▽
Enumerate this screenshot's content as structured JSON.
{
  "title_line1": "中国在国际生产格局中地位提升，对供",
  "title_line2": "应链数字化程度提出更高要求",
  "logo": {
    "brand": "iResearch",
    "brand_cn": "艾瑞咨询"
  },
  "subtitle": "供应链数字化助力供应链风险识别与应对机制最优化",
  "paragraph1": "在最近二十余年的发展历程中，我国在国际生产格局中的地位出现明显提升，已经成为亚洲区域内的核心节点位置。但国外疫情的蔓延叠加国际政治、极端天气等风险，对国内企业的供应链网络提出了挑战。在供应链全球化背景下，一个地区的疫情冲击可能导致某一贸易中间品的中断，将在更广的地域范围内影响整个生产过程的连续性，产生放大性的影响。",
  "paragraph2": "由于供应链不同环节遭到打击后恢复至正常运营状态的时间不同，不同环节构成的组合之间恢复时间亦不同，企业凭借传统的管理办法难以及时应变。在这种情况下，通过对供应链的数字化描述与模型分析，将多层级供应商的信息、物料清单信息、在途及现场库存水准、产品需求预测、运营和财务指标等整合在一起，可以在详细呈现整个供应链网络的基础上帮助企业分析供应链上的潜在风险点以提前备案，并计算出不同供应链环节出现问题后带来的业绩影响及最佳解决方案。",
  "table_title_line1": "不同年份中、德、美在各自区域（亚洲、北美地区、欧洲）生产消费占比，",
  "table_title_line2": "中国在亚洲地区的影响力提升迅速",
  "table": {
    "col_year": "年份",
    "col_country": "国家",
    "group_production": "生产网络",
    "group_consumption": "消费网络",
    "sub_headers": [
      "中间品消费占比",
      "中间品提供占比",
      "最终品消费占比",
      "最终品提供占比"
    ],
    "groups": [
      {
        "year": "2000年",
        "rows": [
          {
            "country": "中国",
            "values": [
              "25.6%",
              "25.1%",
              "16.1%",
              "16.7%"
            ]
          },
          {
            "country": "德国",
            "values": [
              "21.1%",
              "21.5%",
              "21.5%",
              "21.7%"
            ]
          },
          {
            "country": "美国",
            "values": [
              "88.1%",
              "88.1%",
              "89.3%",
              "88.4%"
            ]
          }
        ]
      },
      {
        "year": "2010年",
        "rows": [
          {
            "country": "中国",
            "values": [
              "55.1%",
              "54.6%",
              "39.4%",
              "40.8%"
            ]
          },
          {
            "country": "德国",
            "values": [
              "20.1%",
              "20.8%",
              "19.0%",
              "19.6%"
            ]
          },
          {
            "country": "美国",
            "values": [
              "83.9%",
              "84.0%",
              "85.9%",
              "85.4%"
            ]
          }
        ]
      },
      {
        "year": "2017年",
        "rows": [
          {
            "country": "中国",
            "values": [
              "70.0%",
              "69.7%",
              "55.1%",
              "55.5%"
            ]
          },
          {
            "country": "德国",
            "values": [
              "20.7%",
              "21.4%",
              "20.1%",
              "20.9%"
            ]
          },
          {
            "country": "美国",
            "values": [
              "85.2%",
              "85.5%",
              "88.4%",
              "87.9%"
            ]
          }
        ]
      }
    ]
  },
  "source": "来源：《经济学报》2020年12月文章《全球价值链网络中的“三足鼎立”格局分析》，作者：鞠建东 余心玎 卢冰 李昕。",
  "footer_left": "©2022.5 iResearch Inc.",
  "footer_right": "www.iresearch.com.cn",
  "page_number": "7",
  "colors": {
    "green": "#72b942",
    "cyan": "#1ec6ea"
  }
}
△
--- WHAT YOU ARE ASKED TO DO ---
Make an exact copy of the records.

--- ANSWER BELOW ---
Enumerate this screenshot's content as structured JSON.
{
  "title_line1": "中国在国际生产格局中地位提升，对供",
  "title_line2": "应链数字化程度提出更高要求",
  "logo": {
    "brand": "iResearch",
    "brand_cn": "艾瑞咨询"
  },
  "subtitle": "供应链数字化助力供应链风险识别与应对机制最优化",
  "paragraph1": "在最近二十余年的发展历程中，我国在国际生产格局中的地位出现明显提升，已经成为亚洲区域内的核心节点位置。但国外疫情的蔓延叠加国际政治、极端天气等风险，对国内企业的供应链网络提出了挑战。在供应链全球化背景下，一个地区的疫情冲击可能导致某一贸易中间品的中断，将在更广的地域范围内影响整个生产过程的连续性，产生放大性的影响。",
  "paragraph2": "由于供应链不同环节遭到打击后恢复至正常运营状态的时间不同，不同环节构成的组合之间恢复时间亦不同，企业凭借传统的管理办法难以及时应变。在这种情况下，通过对供应链的数字化描述与模型分析，将多层级供应商的信息、物料清单信息、在途及现场库存水准、产品需求预测、运营和财务指标等整合在一起，可以在详细呈现整个供应链网络的基础上帮助企业分析供应链上的潜在风险点以提前备案，并计算出不同供应链环节出现问题后带来的业绩影响及最佳解决方案。",
  "table_title_line1": "不同年份中、德、美在各自区域（亚洲、北美地区、欧洲）生产消费占比，",
  "table_title_line2": "中国在亚洲地区的影响力提升迅速",
  "table": {
    "col_year": "年份",
    "col_country": "国家",
    "group_production": "生产网络",
    "group_consumption": "消费网络",
    "sub_headers": [
      "中间品消费占比",
      "中间品提供占比",
      "最终品消费占比",
      "最终品提供占比"
    ],
    "groups": [
      {
        "year": "2000年",
        "rows": [
          {
            "country": "中国",
            "values": [
              "25.6%",
              "25.1%",
              "16.1%",
              "16.7%"
            ]
          },
          {
            "country": "德国",
            "values": [
              "21.1%",
              "21.5%",
              "21.5%",
              "21.7%"
            ]
          },
          {
            "country": "美国",
            "values": [
              "88.1%",
              "88.1%",
              "89.3%",
              "88.4%"
            ]
          }
        ]
      },
      {
        "year": "2010年",
        "rows": [
          {
            "country": "中国",
            "values": [
              "55.1%",
              "54.6%",
              "39.4%",
              "40.8%"
            ]
          },
          {
            "country": "德国",
            "values": [
              "20.1%",
              "20.8%",
              "19.0%",
              "19.6%"
            ]
          },
          {
            "country": "美国",
            "values": [
              "83.9%",
              "84.0%",
              "85.9%",
              "85.4%"
            ]
          }
        ]
      },
      {
        "year": "2017年",
        "rows": [
          {
            "country": "中国",
            "values": [
              "70.0%",
              "69.7%",
              "55.1%",
              "55.5%"
            ]
          },
          {
            "country": "德国",
            "values": [
              "20.7%",
              "21.4%",
              "20.1%",
              "20.9%"
            ]
          },
          {
            "country": "美国",
            "values": [
              "85.2%",
              "85.5%",
              "88.4%",
              "87.9%"
            ]
          }
        ]
      }
    ]
  },
  "source": "来源：《经济学报》2020年12月文章《全球价值链网络中的“三足鼎立”格局分析》，作者：鞠建东 余心玎 卢冰 李昕。",
  "footer_left": "©2022.5 iResearch Inc.",
  "footer_right": "www.iresearch.com.cn",
  "page_number": "7",
  "colors": {
    "green": "#72b942",
    "cyan": "#1ec6ea"
  }
}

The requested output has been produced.